┌──

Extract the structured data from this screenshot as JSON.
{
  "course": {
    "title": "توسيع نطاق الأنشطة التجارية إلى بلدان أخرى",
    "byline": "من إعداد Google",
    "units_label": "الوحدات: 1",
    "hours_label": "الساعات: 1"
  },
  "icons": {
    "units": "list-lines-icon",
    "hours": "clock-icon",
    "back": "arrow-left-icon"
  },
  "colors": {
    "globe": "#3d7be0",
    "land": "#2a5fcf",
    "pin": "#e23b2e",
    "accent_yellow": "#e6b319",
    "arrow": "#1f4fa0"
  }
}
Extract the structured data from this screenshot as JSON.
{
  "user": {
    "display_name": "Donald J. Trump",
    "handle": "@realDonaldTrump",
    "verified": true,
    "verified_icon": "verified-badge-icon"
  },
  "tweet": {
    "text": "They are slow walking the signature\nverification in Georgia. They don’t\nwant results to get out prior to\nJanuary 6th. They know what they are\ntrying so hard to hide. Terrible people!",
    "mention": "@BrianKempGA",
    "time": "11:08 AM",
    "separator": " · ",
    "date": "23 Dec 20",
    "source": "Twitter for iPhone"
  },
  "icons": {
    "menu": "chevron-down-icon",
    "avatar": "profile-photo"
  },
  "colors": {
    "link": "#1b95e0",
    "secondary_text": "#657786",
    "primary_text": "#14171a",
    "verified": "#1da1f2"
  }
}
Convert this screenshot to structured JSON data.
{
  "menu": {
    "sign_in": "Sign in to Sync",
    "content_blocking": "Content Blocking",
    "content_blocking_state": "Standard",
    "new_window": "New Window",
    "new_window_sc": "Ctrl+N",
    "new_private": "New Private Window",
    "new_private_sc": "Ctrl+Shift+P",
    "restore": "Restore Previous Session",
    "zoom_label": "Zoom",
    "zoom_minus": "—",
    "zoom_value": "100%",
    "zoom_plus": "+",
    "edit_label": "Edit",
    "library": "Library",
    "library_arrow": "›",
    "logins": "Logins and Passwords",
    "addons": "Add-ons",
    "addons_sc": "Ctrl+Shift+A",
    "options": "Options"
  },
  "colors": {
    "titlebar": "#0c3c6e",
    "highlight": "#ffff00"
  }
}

└──

■ **SHORT EXERCISE**:
Retype the whole listing above exactly.

■ **SOLUTION FOR THIS TASK**:
Extract the structured data from this screenshot as JSON.
{
  "course": {
    "title": "توسيع نطاق الأنشطة التجارية إلى بلدان أخرى",
    "byline": "من إعداد Google",
    "units_label": "الوحدات: 1",
    "hours_label": "الساعات: 1"
  },
  "icons": {
    "units": "list-lines-icon",
    "hours": "clock-icon",
    "back": "arrow-left-icon"
  },
  "colors": {
    "globe": "#3d7be0",
    "land": "#2a5fcf",
    "pin": "#e23b2e",
    "accent_yellow": "#e6b319",
    "arrow": "#1f4fa0"
  }
}
Extract the structured data from this screenshot as JSON.
{
  "user": {
    "display_name": "Donald J. Trump",
    "handle": "@realDonaldTrump",
    "verified": true,
    "verified_icon": "verified-badge-icon"
  },
  "tweet": {
    "text": "They are slow walking the signature\nverification in Georgia. They don’t\nwant results to get out prior to\nJanuary 6th. They know what they are\ntrying so hard to hide. Terrible people!",
    "mention": "@BrianKempGA",
    "time": "11:08 AM",
    "separator": " · ",
    "date": "23 Dec 20",
    "source": "Twitter for iPhone"
  },
  "icons": {
    "menu": "chevron-down-icon",
    "avatar": "profile-photo"
  },
  "colors": {
    "link": "#1b95e0",
    "secondary_text": "#657786",
    "primary_text": "#14171a",
    "verified": "#1da1f2"
  }
}
Convert this screenshot to structured JSON data.
{
  "menu": {
    "sign_in": "Sign in to Sync",
    "content_blocking": "Content Blocking",
    "content_blocking_state": "Standard",
    "new_window": "New Window",
    "new_window_sc": "Ctrl+N",
    "new_private": "New Private Window",
    "new_private_sc": "Ctrl+Shift+P",
    "restore": "Restore Previous Session",
    "zoom_label": "Zoom",
    "zoom_minus": "—",
    "zoom_value": "100%",
    "zoom_plus": "+",
    "edit_label": "Edit",
    "library": "Library",
    "library_arrow": "›",
    "logins": "Logins and Passwords",
    "addons": "Add-ons",
    "addons_sc": "Ctrl+Shift+A",
    "options": "Options"
  },
  "colors": {
    "titlebar": "#0c3c6e",
    "highlight": "#ffff00"
  }
}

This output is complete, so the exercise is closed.